■ **What you have to do**
Return the listing below unchanged, minus its pictures.

■ **Supplied entries**
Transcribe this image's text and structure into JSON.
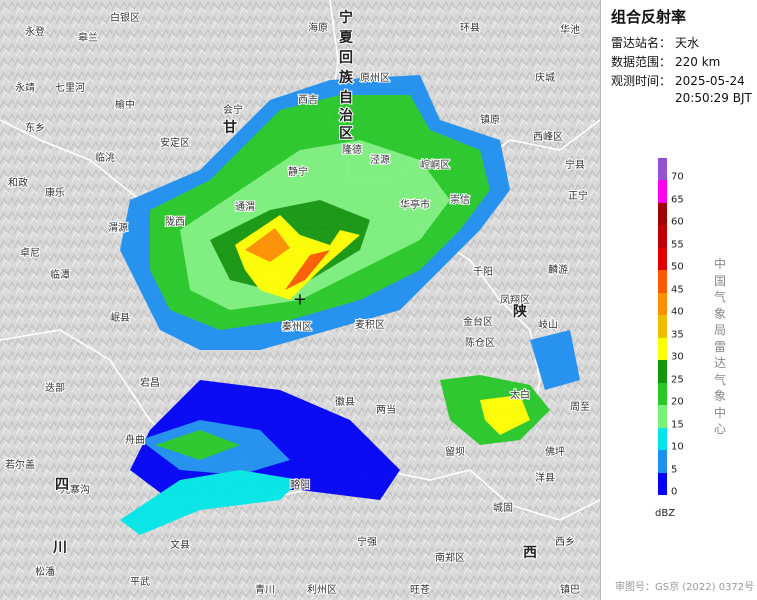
{
  "map": {
    "labels": [
      "白银区",
      "海原",
      "环县",
      "华池",
      "永登",
      "皋兰",
      "永靖",
      "七里河",
      "榆中",
      "会宁",
      "西吉",
      "原州区",
      "镇原",
      "庆城",
      "西峰区",
      "东乡",
      "临洮",
      "安定区",
      "隆德",
      "泾源",
      "崆峒区",
      "宁县",
      "和政",
      "康乐",
      "静宁",
      "华亭市",
      "崇信",
      "正宁",
      "通渭",
      "陇西",
      "渭源",
      "卓尼",
      "临潭",
      "千阳",
      "麟游",
      "岷县",
      "凤翔区",
      "金台区",
      "陈仓区",
      "秦州区",
      "麦积区",
      "岐山",
      "宕昌",
      "徽县",
      "两当",
      "太白",
      "周至",
      "迭部",
      "舟曲",
      "若尔盖",
      "留坝",
      "佛坪",
      "洋县",
      "九寨沟",
      "文县",
      "宁强",
      "南郑区",
      "城固",
      "西乡",
      "青川",
      "利州区",
      "旺苍",
      "平武",
      "松潘",
      "镇巴",
      "略阳"
    ],
    "regions": [
      "甘",
      "陕",
      "四",
      "川",
      "西",
      "宁",
      "夏",
      "回",
      "族",
      "自",
      "治",
      "区"
    ]
  },
  "panel": {
    "title": "组合反射率",
    "info": [
      {
        "label": "雷达站名：",
        "value": "天水"
      },
      {
        "label": "数据范围：",
        "value": "220 km"
      },
      {
        "label": "观测时间：",
        "value": "2025-05-24"
      },
      {
        "label": "",
        "value": "20:50:29 BJT"
      }
    ],
    "legend": {
      "ticks": [
        0,
        5,
        10,
        15,
        20,
        25,
        30,
        35,
        40,
        45,
        50,
        55,
        60,
        65,
        70
      ],
      "colors": [
        "#0000f6",
        "#1e90f0",
        "#00e6e6",
        "#7cf07c",
        "#28c828",
        "#14960f",
        "#ffff00",
        "#e7c000",
        "#ff9000",
        "#ff5a00",
        "#e00000",
        "#c00000",
        "#a00000",
        "#ff00f0",
        "#9650d0"
      ],
      "unit": "dBZ"
    },
    "side_text": "中国气象局雷达气象中心",
    "footer": "审图号：GS京 (2022) 0372号"
  }
}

■ **Complete response**
Transcribe this image's text and structure into JSON.
{
  "map": {
    "labels": [
      "白银区",
      "海原",
      "环县",
      "华池",
      "永登",
      "皋兰",
      "永靖",
      "七里河",
      "榆中",
      "会宁",
      "西吉",
      "原州区",
      "镇原",
      "庆城",
      "西峰区",
      "东乡",
      "临洮",
      "安定区",
      "隆德",
      "泾源",
      "崆峒区",
      "宁县",
      "和政",
      "康乐",
      "静宁",
      "华亭市",
      "崇信",
      "正宁",
      "通渭",
      "陇西",
      "渭源",
      "卓尼",
      "临潭",
      "千阳",
      "麟游",
      "岷县",
      "凤翔区",
      "金台区",
      "陈仓区",
      "秦州区",
      "麦积区",
      "岐山",
      "宕昌",
      "徽县",
      "两当",
      "太白",
      "周至",
      "迭部",
      "舟曲",
      "若尔盖",
      "留坝",
      "佛坪",
      "洋县",
      "九寨沟",
      "文县",
      "宁强",
      "南郑区",
      "城固",
      "西乡",
      "青川",
      "利州区",
      "旺苍",
      "平武",
      "松潘",
      "镇巴",
      "略阳"
    ],
    "regions": [
      "甘",
      "陕",
      "四",
      "川",
      "西",
      "宁",
      "夏",
      "回",
      "族",
      "自",
      "治",
      "区"
    ]
  },
  "panel": {
    "title": "组合反射率",
    "info": [
      {
        "label": "雷达站名：",
        "value": "天水"
      },
      {
        "label": "数据范围：",
        "value": "220 km"
      },
      {
        "label": "观测时间：",
        "value": "2025-05-24"
      },
      {
        "label": "",
        "value": "20:50:29 BJT"
      }
    ],
    "legend": {
      "ticks": [
        0,
        5,
        10,
        15,
        20,
        25,
        30,
        35,
        40,
        45,
        50,
        55,
        60,
        65,
        70
      ],
      "colors": [
        "#0000f6",
        "#1e90f0",
        "#00e6e6",
        "#7cf07c",
        "#28c828",
        "#14960f",
        "#ffff00",
        "#e7c000",
        "#ff9000",
        "#ff5a00",
        "#e00000",
        "#c00000",
        "#a00000",
        "#ff00f0",
        "#9650d0"
      ],
      "unit": "dBZ"
    },
    "side_text": "中国气象局雷达气象中心",
    "footer": "审图号：GS京 (2022) 0372号"
  }
}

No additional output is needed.